Exercise prompt ▸ Which lines hold the word "color"? Copy each of them from the material.

Dataset extract ▸

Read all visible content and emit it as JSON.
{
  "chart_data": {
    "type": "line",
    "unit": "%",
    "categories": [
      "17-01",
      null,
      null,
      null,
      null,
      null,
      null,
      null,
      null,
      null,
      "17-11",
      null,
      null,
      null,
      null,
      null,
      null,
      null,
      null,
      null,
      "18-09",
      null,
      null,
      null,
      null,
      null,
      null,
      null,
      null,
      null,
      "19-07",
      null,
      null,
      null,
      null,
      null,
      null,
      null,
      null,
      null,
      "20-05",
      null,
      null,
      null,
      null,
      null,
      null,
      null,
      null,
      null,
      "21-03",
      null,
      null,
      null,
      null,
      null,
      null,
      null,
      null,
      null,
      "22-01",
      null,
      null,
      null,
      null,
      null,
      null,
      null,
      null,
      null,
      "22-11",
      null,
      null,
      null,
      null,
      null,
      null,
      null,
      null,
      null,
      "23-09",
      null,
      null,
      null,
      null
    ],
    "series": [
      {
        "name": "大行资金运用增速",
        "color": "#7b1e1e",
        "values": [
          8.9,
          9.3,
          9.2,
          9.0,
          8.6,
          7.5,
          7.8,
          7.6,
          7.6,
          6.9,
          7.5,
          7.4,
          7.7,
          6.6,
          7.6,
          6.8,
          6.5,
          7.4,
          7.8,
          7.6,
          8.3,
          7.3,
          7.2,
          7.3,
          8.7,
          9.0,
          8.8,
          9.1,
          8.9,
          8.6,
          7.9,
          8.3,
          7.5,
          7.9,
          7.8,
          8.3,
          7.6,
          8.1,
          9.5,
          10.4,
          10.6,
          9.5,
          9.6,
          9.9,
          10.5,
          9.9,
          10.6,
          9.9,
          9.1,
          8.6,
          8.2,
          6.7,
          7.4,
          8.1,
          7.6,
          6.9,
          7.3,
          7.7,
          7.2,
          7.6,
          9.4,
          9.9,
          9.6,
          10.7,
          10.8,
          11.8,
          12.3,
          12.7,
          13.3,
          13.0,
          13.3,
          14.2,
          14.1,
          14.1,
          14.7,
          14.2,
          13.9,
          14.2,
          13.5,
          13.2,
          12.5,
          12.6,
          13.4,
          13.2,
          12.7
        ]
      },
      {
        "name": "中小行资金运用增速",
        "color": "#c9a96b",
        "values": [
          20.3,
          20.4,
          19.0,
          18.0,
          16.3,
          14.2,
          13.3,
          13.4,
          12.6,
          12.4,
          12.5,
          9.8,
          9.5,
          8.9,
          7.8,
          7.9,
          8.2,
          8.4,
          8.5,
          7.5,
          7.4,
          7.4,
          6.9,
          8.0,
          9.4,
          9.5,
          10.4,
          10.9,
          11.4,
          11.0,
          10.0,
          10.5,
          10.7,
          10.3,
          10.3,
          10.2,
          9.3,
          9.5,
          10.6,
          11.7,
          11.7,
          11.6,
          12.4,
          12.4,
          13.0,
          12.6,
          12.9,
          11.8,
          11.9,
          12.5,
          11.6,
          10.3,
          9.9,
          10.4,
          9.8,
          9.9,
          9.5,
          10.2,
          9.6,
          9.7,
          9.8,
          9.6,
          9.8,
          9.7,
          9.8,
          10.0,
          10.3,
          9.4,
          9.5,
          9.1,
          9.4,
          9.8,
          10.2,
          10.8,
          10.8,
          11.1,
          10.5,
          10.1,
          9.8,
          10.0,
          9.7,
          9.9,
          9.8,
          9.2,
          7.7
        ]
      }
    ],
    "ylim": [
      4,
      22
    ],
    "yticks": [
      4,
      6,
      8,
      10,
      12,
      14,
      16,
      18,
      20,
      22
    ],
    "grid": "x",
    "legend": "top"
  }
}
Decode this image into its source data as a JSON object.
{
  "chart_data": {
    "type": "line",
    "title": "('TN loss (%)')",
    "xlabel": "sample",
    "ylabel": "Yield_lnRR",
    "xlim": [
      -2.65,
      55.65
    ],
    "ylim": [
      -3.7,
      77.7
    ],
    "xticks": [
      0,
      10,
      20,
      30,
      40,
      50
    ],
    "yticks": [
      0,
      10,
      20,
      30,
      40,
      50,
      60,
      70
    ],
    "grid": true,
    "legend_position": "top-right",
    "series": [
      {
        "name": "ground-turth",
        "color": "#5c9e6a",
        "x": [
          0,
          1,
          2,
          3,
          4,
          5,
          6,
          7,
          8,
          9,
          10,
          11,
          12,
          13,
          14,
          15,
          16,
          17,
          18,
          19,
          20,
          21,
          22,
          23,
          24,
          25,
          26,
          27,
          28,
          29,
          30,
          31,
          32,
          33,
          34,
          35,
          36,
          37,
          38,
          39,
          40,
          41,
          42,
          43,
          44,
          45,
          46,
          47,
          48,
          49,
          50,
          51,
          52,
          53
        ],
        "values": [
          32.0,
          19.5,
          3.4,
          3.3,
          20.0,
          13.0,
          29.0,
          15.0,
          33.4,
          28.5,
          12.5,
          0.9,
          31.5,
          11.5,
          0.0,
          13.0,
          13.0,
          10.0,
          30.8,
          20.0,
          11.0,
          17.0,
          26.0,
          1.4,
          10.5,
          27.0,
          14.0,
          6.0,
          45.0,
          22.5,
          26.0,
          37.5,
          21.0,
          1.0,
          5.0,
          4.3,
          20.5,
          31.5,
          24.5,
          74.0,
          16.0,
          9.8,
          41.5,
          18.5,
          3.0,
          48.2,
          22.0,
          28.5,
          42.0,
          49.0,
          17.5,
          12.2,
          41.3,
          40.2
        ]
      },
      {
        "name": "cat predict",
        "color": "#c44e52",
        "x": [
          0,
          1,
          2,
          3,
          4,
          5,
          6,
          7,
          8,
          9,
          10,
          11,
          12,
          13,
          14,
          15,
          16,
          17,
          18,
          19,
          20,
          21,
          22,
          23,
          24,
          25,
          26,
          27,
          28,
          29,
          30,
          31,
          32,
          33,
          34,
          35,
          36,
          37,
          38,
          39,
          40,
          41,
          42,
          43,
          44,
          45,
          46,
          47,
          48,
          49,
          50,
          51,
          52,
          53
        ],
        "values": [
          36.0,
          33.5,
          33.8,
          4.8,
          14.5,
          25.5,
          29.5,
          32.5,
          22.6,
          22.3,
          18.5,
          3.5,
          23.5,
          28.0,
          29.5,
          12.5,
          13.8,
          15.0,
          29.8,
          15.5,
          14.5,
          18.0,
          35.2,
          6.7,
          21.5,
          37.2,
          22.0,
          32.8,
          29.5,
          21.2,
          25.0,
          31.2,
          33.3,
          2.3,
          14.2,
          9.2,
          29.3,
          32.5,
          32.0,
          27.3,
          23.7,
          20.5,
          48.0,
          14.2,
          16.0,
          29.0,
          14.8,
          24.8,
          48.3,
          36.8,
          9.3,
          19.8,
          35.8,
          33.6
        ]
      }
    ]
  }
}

Written solution ▸
        "color": "#7b1e1e",
        "color": "#c9a96b",
        "color": "#5c9e6a",
        "color": "#c44e52",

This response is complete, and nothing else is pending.